List every line in the records that contains the word "element", copying each one in full. Case counts.
○ ○ ○
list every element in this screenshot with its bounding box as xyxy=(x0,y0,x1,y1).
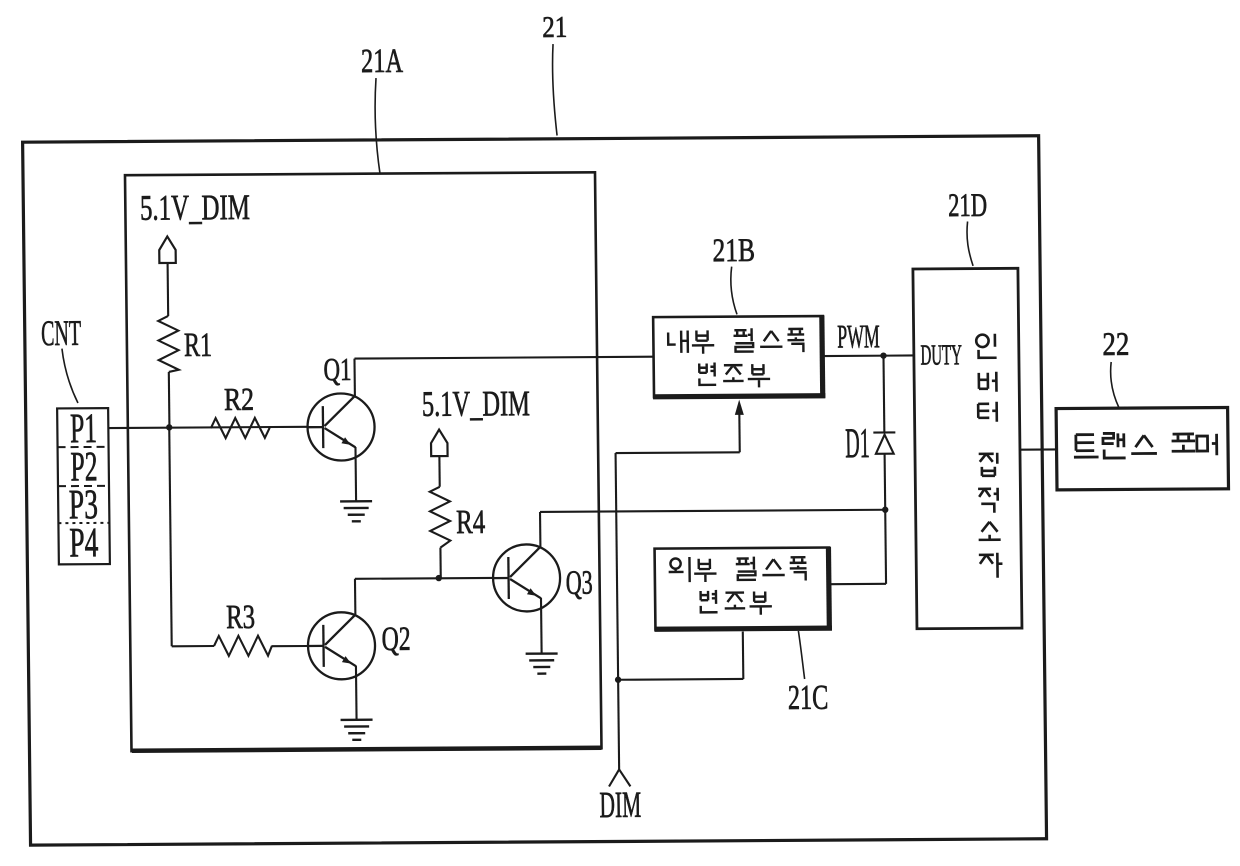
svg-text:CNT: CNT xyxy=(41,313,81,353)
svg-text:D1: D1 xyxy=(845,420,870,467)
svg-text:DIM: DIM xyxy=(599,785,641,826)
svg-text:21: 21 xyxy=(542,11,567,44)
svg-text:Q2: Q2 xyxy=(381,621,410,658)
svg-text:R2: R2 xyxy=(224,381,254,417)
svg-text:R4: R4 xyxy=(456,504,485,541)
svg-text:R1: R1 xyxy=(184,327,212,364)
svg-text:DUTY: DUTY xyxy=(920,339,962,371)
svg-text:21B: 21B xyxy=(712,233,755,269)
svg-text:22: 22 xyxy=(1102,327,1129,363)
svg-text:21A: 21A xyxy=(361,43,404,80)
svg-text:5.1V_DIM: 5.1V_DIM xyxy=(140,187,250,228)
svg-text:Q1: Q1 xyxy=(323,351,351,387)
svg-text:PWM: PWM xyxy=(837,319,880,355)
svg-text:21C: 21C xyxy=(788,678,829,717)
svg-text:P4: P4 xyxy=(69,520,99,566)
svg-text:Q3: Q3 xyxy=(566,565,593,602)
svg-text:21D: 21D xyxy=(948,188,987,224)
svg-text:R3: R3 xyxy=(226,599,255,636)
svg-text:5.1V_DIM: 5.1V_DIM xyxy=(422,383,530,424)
○ ○ ○
**Exercise solution**:
list every element in this screenshot with its bounding box as xyxy=(x0,y0,x1,y1).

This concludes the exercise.